-- Begin AVAILABLE RECORDS --
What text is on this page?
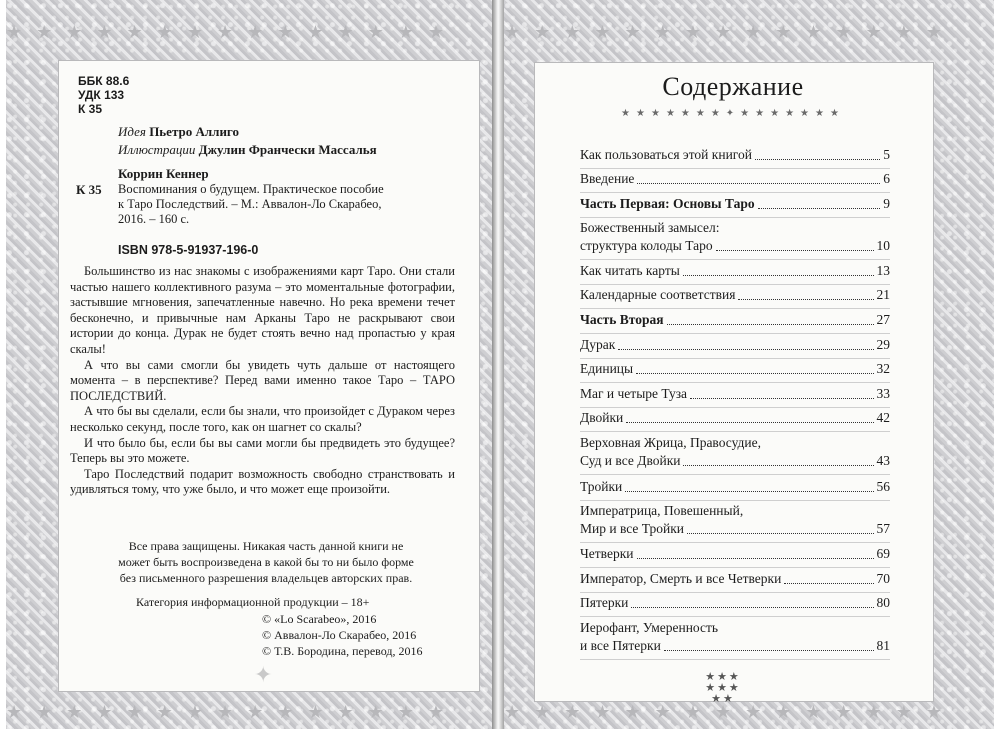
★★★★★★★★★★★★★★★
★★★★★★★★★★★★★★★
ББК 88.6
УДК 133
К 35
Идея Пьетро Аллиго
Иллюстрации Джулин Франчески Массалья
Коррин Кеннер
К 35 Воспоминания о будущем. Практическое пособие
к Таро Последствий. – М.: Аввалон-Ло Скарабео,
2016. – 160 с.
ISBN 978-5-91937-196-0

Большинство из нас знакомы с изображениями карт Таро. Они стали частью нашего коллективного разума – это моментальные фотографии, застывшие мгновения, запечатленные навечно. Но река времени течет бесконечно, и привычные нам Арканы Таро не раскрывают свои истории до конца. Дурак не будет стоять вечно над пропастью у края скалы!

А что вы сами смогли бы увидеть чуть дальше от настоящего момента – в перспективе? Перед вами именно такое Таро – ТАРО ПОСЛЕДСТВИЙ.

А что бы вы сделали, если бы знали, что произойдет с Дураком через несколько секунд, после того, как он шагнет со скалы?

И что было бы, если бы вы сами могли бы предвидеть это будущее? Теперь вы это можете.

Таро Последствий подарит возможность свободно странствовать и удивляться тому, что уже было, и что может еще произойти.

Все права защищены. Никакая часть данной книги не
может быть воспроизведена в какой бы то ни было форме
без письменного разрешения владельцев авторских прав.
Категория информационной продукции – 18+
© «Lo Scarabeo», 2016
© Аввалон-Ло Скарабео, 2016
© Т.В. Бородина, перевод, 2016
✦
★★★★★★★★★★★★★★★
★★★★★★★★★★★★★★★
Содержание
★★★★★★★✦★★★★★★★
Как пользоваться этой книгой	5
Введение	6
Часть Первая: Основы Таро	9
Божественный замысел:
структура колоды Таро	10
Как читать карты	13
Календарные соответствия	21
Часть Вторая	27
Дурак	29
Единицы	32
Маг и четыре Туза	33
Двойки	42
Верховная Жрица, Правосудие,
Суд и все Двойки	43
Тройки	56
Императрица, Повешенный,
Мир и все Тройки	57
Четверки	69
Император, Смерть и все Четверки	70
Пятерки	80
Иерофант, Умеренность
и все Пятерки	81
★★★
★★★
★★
-- End AVAILABLE RECORDS --
-- Begin AVAILABLE RECORDS --
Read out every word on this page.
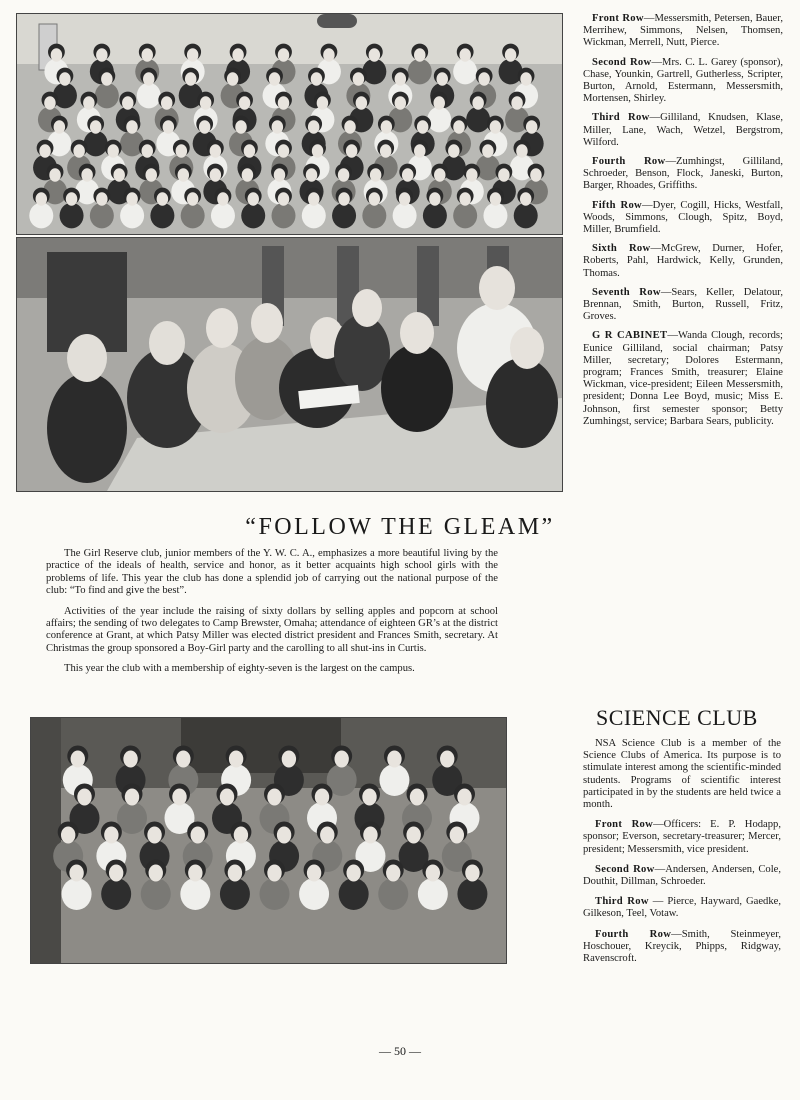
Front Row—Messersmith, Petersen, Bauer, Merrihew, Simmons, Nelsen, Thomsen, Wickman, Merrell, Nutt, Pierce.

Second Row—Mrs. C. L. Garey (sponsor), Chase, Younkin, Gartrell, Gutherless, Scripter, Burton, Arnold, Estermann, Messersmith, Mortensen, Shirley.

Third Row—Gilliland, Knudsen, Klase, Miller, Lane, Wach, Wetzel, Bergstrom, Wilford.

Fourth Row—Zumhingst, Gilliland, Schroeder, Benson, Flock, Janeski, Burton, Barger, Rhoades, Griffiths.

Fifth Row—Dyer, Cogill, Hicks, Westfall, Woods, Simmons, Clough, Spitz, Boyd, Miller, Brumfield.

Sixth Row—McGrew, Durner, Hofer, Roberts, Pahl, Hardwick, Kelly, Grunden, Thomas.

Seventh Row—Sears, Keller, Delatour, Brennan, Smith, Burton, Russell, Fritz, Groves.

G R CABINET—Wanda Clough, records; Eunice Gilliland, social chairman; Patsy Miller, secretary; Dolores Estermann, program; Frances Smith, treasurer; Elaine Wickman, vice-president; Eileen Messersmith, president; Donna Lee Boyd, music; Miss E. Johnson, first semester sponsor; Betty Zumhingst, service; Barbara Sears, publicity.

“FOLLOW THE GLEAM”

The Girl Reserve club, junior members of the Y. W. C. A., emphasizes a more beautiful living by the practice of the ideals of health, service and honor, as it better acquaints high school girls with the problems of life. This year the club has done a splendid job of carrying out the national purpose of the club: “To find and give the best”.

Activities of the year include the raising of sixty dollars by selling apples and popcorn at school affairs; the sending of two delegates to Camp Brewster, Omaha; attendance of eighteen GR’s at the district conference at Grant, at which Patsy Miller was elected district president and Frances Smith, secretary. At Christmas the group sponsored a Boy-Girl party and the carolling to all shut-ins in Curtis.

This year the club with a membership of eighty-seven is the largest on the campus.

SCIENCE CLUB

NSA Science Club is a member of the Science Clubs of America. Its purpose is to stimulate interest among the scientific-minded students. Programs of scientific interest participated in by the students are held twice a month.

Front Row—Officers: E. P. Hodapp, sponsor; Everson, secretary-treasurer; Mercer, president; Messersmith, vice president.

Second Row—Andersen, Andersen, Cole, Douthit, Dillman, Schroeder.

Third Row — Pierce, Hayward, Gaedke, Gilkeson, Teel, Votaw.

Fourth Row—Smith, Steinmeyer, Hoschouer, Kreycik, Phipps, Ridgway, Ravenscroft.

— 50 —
-- End AVAILABLE RECORDS --
-- Begin AVAILABLE RECORDS --
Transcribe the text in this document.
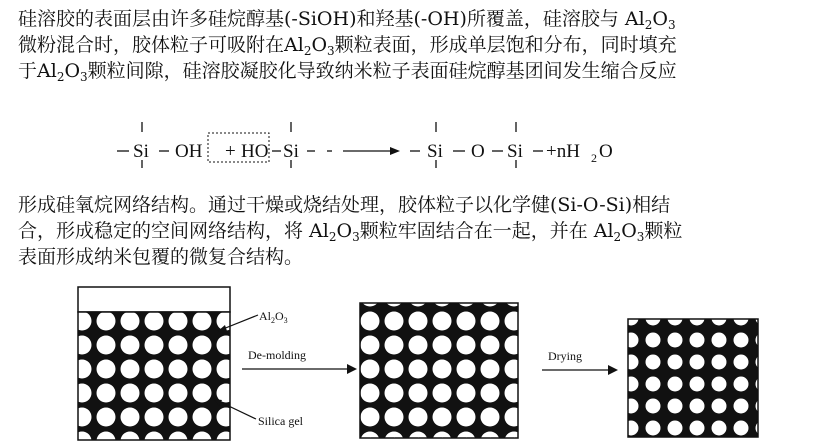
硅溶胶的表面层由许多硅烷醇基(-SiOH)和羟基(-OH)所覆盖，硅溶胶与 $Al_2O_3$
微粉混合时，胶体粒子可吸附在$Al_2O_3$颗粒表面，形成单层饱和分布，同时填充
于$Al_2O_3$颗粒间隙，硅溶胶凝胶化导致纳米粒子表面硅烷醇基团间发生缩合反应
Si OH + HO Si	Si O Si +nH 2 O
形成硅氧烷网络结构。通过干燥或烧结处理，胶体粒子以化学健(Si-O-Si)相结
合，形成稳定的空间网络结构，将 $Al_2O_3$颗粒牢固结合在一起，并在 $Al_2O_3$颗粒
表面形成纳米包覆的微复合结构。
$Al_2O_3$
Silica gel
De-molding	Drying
-- End AVAILABLE RECORDS --
From the entries above, copy every line containing the word "treasurer".

G R CABINET—Wanda Clough, records; Eunice Gilliland, social chairman; Patsy Miller, secretary; Dolores Estermann, program; Frances Smith, treasurer; Elaine Wickman, vice-president; Eileen Messersmith, president; Donna Lee Boyd, music; Miss E. Johnson, first semester sponsor; Betty Zumhingst, service; Barbara Sears, publicity.
Front Row—Officers: E. P. Hodapp, sponsor; Everson, secretary-treasurer; Mercer, president; Messersmith, vice president.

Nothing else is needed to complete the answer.